Copy all records verbatim.

[Begin]

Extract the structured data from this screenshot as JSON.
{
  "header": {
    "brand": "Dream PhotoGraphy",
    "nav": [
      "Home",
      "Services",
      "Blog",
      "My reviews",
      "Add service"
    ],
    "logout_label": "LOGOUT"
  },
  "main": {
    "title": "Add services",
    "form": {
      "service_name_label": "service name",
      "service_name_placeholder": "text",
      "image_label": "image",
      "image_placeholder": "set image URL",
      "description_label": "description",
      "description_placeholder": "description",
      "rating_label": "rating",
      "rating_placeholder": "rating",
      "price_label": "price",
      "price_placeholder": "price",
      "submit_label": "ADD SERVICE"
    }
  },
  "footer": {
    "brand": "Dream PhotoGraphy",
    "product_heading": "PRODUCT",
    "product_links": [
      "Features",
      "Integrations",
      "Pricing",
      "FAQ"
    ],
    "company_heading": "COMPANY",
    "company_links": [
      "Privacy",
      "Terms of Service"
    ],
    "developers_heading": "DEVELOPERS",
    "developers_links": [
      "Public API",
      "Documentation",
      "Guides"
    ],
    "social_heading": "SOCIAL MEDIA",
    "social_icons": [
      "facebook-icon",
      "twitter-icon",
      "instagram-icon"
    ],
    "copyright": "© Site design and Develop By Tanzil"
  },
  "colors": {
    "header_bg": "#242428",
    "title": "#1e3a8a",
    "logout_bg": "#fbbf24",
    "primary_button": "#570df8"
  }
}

[End]

Task output:
Extract the structured data from this screenshot as JSON.
{
  "header": {
    "brand": "Dream PhotoGraphy",
    "nav": [
      "Home",
      "Services",
      "Blog",
      "My reviews",
      "Add service"
    ],
    "logout_label": "LOGOUT"
  },
  "main": {
    "title": "Add services",
    "form": {
      "service_name_label": "service name",
      "service_name_placeholder": "text",
      "image_label": "image",
      "image_placeholder": "set image URL",
      "description_label": "description",
      "description_placeholder": "description",
      "rating_label": "rating",
      "rating_placeholder": "rating",
      "price_label": "price",
      "price_placeholder": "price",
      "submit_label": "ADD SERVICE"
    }
  },
  "footer": {
    "brand": "Dream PhotoGraphy",
    "product_heading": "PRODUCT",
    "product_links": [
      "Features",
      "Integrations",
      "Pricing",
      "FAQ"
    ],
    "company_heading": "COMPANY",
    "company_links": [
      "Privacy",
      "Terms of Service"
    ],
    "developers_heading": "DEVELOPERS",
    "developers_links": [
      "Public API",
      "Documentation",
      "Guides"
    ],
    "social_heading": "SOCIAL MEDIA",
    "social_icons": [
      "facebook-icon",
      "twitter-icon",
      "instagram-icon"
    ],
    "copyright": "© Site design and Develop By Tanzil"
  },
  "colors": {
    "header_bg": "#242428",
    "title": "#1e3a8a",
    "logout_bg": "#fbbf24",
    "primary_button": "#570df8"
  }
}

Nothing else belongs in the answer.